** Begin **
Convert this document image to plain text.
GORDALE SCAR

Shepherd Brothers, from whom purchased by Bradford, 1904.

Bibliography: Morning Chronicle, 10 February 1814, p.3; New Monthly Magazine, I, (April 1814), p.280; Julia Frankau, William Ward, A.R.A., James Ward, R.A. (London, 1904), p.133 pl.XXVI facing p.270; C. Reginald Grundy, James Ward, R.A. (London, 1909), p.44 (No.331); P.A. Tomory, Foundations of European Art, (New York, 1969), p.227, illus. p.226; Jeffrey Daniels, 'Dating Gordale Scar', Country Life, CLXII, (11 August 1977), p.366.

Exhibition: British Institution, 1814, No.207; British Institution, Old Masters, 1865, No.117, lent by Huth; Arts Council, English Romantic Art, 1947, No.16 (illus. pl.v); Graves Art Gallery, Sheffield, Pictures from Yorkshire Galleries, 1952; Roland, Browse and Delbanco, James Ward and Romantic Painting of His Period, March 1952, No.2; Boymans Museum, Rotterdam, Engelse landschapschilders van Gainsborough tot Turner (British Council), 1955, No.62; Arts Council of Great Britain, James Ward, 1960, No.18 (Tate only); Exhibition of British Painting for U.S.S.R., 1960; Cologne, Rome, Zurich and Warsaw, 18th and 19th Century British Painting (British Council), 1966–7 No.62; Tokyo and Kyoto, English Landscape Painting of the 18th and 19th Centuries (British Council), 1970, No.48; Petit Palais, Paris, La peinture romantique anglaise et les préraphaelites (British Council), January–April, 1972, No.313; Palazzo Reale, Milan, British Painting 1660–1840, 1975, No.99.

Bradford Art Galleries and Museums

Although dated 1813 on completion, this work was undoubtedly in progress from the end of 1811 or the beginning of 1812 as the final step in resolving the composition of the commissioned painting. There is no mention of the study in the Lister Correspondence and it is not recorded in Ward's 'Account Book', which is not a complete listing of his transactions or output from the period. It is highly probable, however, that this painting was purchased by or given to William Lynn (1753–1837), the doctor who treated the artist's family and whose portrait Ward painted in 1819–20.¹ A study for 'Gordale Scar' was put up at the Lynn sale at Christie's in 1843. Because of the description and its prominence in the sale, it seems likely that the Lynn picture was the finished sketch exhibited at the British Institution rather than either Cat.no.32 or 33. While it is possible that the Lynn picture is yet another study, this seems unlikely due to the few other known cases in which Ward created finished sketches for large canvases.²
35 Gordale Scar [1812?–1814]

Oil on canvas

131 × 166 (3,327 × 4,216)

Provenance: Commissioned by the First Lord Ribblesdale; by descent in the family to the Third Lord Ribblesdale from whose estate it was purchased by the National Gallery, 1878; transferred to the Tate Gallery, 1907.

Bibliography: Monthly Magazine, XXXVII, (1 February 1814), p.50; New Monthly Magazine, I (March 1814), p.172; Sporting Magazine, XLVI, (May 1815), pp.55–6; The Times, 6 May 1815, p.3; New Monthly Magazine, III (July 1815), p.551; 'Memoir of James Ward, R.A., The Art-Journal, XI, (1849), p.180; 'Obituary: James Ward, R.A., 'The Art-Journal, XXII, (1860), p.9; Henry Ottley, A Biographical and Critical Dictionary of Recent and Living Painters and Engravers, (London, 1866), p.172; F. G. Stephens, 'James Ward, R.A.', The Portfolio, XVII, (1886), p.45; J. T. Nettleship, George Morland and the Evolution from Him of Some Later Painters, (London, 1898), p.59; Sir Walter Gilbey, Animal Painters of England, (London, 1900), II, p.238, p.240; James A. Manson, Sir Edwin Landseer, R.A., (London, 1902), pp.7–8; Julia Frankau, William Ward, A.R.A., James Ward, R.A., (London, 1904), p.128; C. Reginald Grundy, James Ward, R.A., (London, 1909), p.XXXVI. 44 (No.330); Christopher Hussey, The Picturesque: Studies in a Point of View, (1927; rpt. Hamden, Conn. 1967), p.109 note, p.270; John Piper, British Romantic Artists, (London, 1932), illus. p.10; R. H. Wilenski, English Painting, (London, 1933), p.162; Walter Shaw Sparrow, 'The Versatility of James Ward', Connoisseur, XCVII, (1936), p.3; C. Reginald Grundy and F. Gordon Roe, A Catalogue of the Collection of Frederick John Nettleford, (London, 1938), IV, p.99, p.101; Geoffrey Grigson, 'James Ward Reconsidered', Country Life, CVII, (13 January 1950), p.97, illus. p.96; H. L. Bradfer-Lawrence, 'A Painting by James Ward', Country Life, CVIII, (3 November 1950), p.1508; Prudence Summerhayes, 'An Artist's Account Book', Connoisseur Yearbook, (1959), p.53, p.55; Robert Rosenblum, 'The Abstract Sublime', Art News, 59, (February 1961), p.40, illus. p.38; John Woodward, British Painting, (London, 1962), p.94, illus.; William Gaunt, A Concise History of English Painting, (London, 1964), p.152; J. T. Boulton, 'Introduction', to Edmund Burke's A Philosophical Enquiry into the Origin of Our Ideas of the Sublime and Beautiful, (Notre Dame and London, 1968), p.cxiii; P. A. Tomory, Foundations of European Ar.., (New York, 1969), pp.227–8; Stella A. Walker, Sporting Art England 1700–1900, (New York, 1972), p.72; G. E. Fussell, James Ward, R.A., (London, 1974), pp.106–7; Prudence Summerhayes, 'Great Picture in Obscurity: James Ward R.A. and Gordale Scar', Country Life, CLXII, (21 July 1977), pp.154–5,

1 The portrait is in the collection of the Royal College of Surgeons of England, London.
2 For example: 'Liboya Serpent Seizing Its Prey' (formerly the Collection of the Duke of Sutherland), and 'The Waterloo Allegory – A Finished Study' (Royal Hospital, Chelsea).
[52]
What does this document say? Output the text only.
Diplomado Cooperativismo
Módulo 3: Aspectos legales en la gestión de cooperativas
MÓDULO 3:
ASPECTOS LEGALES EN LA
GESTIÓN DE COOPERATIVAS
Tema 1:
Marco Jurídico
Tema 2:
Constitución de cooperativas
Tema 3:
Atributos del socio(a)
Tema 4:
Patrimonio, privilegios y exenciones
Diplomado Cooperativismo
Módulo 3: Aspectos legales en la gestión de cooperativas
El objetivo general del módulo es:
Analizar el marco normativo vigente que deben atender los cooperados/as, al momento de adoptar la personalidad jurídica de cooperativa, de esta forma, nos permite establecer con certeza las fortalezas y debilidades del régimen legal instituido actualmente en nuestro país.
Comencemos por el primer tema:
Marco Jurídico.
** End **
_Task goal_. Report every line in the data above in which the word "document" appears.

_Full solution_.
Convert this document image to plain text.
What does this document say? Output the text only.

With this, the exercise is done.